## BEGIN Records for the exercise
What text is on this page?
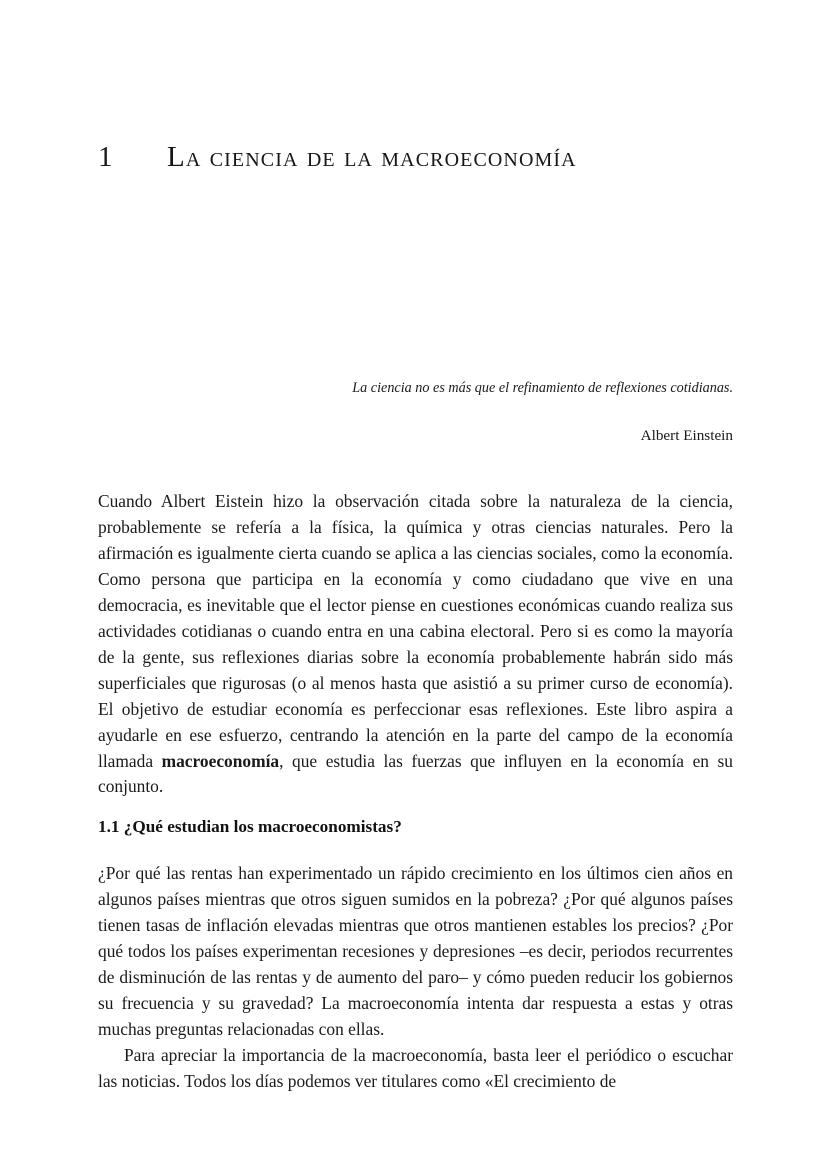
1 La ciencia de la macroeconomía
La ciencia no es más que el refinamiento de reflexiones cotidianas.
Albert Einstein

Cuando Albert Eistein hizo la observación citada sobre la naturaleza de la ciencia, probablemente se refería a la física, la química y otras ciencias naturales. Pero la afirmación es igualmente cierta cuando se aplica a las ciencias sociales, como la economía. Como persona que participa en la economía y como ciudadano que vive en una democracia, es inevitable que el lector piense en cuestiones económicas cuando realiza sus actividades cotidianas o cuando entra en una cabina electoral. Pero si es como la mayoría de la gente, sus reflexiones diarias sobre la economía probablemente habrán sido más superficiales que rigurosas (o al menos hasta que asistió a su primer curso de economía). El objetivo de estudiar economía es perfeccionar esas reflexiones. Este libro aspira a ayudarle en ese esfuerzo, centrando la atención en la parte del campo de la economía llamada macroeconomía, que estudia las fuerzas que influyen en la economía en su conjunto.

1.1 ¿Qué estudian los macroeconomistas?

¿Por qué las rentas han experimentado un rápido crecimiento en los últimos cien años en algunos países mientras que otros siguen sumidos en la pobreza? ¿Por qué algunos países tienen tasas de inflación elevadas mientras que otros mantienen estables los precios? ¿Por qué todos los países experimentan recesiones y depresiones –es decir, periodos recurrentes de disminución de las rentas y de aumento del paro– y cómo pueden reducir los gobiernos su frecuencia y su gravedad? La macroeconomía intenta dar respuesta a estas y otras muchas preguntas relacionadas con ellas.

Para apreciar la importancia de la macroeconomía, basta leer el periódico o escuchar las noticias. Todos los días podemos ver titulares como «El crecimiento de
## END Records for the exercise
Exercise goal → Copy every line of the data exactly as written, excluding the pictures.

Full solution →
What text is on this page?
1 La ciencia de la macroeconomía
La ciencia no es más que el refinamiento de reflexiones cotidianas.
Albert Einstein

Cuando Albert Eistein hizo la observación citada sobre la naturaleza de la ciencia, probablemente se refería a la física, la química y otras ciencias naturales. Pero la afirmación es igualmente cierta cuando se aplica a las ciencias sociales, como la economía. Como persona que participa en la economía y como ciudadano que vive en una democracia, es inevitable que el lector piense en cuestiones económicas cuando realiza sus actividades cotidianas o cuando entra en una cabina electoral. Pero si es como la mayoría de la gente, sus reflexiones diarias sobre la economía probablemente habrán sido más superficiales que rigurosas (o al menos hasta que asistió a su primer curso de economía). El objetivo de estudiar economía es perfeccionar esas reflexiones. Este libro aspira a ayudarle en ese esfuerzo, centrando la atención en la parte del campo de la economía llamada macroeconomía, que estudia las fuerzas que influyen en la economía en su conjunto.

1.1 ¿Qué estudian los macroeconomistas?

¿Por qué las rentas han experimentado un rápido crecimiento en los últimos cien años en algunos países mientras que otros siguen sumidos en la pobreza? ¿Por qué algunos países tienen tasas de inflación elevadas mientras que otros mantienen estables los precios? ¿Por qué todos los países experimentan recesiones y depresiones –es decir, periodos recurrentes de disminución de las rentas y de aumento del paro– y cómo pueden reducir los gobiernos su frecuencia y su gravedad? La macroeconomía intenta dar respuesta a estas y otras muchas preguntas relacionadas con ellas.

Para apreciar la importancia de la macroeconomía, basta leer el periódico o escuchar las noticias. Todos los días podemos ver titulares como «El crecimiento de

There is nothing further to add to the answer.